- Supplied material:
•••••

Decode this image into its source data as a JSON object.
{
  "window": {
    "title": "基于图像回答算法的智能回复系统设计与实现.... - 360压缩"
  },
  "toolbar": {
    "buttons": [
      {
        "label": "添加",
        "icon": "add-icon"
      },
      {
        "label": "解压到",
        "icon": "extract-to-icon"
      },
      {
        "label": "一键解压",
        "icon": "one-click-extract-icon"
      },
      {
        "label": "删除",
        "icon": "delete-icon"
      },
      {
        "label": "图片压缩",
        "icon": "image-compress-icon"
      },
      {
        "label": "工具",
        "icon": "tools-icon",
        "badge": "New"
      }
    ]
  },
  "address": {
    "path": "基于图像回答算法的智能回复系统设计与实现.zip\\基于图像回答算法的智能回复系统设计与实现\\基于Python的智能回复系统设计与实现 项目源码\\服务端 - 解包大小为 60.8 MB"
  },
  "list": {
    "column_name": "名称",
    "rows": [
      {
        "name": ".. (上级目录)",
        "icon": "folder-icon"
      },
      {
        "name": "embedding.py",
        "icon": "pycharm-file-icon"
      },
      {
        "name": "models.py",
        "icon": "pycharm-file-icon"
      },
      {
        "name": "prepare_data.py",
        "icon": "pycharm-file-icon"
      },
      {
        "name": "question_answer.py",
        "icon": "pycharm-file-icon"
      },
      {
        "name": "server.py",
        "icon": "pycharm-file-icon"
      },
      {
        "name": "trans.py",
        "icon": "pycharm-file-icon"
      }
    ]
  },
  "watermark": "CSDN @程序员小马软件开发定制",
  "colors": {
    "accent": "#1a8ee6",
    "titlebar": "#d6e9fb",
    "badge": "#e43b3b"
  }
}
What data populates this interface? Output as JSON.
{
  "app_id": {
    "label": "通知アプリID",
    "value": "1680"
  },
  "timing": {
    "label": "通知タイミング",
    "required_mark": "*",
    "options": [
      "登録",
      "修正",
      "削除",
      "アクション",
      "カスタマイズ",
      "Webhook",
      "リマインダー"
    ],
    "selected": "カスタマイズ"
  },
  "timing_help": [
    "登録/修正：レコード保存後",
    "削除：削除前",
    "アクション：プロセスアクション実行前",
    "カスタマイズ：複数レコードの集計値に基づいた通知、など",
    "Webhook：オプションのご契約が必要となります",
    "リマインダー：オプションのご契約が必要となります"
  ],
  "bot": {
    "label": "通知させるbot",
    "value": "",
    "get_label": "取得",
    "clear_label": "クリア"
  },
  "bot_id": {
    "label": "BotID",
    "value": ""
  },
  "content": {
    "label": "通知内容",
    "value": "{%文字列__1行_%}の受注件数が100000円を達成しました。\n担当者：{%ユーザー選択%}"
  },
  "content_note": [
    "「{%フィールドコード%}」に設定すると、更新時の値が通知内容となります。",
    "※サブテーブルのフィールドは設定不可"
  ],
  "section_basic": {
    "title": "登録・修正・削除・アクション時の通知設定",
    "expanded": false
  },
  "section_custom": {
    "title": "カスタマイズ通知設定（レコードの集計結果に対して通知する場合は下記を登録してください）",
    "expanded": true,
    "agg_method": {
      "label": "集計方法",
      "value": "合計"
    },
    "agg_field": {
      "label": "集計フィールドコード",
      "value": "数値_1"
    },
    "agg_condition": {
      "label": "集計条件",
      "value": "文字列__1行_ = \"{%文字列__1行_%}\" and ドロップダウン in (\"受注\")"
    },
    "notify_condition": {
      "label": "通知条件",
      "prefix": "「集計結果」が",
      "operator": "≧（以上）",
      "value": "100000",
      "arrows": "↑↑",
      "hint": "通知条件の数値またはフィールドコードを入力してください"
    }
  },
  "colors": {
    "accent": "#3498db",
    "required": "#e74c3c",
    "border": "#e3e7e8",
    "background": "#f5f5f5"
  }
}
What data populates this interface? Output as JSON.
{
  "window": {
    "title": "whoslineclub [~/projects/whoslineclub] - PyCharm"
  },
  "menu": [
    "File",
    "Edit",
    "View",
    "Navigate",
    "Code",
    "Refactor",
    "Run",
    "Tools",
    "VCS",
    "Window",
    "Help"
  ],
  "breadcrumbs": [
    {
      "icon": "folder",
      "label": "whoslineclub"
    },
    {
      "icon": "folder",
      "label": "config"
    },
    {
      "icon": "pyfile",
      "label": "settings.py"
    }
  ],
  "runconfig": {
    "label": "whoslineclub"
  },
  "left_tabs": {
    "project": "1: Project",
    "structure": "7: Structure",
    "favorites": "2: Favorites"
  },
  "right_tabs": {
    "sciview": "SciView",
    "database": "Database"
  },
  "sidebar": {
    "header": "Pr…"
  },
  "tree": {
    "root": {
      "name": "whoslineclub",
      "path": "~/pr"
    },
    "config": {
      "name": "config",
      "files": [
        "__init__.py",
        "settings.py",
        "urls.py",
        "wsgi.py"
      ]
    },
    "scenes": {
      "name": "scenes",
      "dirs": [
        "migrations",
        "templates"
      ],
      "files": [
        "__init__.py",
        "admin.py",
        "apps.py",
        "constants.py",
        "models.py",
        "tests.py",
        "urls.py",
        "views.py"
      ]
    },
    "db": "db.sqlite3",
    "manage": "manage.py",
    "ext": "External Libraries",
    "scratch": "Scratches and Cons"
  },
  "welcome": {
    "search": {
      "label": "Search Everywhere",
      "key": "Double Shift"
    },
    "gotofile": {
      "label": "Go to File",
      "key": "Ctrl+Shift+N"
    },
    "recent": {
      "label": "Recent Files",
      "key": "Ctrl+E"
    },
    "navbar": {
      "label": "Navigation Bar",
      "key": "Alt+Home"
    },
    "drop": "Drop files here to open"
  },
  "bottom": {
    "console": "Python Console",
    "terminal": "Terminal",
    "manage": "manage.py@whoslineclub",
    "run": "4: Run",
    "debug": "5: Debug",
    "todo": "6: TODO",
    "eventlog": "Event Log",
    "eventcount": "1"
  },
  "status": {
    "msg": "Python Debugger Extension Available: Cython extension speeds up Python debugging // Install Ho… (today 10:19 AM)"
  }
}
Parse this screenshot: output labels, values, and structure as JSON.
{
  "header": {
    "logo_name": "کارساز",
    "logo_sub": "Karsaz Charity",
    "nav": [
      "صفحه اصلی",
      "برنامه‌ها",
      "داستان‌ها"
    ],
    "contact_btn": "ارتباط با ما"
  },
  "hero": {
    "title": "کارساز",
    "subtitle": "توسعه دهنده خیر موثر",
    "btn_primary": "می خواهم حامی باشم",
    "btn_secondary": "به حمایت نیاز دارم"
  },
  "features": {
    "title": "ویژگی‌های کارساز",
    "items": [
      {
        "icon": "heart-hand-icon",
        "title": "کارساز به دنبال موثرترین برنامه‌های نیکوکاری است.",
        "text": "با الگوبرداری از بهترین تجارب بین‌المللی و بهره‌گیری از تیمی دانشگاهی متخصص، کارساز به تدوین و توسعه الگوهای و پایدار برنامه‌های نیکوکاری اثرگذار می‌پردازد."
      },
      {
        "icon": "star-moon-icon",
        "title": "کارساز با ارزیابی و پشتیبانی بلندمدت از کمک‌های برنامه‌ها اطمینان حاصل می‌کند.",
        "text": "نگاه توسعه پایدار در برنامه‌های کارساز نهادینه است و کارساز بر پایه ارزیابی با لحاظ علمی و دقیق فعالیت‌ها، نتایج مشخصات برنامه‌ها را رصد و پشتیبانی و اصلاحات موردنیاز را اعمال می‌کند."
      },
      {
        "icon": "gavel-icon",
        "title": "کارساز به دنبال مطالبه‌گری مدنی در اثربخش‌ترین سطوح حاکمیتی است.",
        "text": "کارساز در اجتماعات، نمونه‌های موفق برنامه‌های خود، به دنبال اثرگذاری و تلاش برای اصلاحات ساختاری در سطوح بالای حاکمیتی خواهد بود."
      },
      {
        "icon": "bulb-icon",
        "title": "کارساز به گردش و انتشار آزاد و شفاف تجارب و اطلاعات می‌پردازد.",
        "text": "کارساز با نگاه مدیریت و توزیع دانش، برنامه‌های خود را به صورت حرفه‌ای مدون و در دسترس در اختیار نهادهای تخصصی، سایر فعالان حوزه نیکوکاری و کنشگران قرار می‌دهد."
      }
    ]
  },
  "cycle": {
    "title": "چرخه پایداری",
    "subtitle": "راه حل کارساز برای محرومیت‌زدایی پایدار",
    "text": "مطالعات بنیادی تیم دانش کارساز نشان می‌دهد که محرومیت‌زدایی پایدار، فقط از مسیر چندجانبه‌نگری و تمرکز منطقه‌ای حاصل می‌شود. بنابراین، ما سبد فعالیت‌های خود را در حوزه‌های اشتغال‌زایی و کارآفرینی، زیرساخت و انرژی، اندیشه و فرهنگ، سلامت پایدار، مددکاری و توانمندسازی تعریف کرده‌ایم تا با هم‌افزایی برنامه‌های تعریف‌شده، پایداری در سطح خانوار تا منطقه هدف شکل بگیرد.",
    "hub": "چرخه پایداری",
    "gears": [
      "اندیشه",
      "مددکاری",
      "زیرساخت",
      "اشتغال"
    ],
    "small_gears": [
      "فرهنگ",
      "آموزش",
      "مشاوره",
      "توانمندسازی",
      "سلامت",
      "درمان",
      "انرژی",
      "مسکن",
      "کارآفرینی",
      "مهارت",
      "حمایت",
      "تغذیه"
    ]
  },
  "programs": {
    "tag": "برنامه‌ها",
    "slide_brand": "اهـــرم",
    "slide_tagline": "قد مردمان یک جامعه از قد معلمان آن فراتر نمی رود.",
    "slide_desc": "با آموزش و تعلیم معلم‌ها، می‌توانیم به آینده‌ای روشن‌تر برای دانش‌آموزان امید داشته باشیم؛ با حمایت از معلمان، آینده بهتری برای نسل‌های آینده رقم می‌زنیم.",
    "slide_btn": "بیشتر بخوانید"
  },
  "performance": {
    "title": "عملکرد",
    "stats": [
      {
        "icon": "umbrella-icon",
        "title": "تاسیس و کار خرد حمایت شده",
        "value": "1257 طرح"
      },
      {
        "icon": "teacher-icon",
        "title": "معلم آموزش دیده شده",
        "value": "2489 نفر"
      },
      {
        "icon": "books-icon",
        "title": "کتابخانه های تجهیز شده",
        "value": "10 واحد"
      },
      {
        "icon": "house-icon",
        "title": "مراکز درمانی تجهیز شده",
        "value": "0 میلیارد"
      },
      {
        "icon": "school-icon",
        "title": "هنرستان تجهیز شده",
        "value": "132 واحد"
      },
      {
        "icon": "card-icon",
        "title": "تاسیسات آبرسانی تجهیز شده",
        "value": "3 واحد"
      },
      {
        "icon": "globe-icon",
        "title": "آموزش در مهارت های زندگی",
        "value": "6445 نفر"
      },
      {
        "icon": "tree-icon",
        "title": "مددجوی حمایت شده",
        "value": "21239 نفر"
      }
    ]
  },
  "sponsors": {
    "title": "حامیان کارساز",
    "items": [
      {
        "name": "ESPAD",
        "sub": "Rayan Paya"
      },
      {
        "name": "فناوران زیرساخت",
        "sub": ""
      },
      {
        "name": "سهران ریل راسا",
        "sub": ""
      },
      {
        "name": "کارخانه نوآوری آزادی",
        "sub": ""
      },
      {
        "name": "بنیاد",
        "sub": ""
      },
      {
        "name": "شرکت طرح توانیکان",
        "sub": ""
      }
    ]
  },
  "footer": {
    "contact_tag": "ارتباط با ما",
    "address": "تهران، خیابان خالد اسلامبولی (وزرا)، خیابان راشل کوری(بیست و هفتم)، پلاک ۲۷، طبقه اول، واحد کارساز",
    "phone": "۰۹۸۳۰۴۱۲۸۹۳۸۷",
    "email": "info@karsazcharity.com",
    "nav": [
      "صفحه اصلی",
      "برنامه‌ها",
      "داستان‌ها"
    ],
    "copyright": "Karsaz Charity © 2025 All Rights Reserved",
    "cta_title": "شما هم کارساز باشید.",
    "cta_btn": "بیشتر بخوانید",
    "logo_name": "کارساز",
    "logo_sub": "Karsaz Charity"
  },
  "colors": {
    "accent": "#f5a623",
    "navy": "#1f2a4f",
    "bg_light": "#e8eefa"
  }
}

•••••

- Exercise instructions: Which lines include the word "whoslineclub"? Copy every one of them.

- Worked answer:
    "title": "whoslineclub [~/projects/whoslineclub] - PyCharm"
      "label": "whoslineclub"
    "label": "whoslineclub"
      "name": "whoslineclub",
    "manage": "manage.py@whoslineclub",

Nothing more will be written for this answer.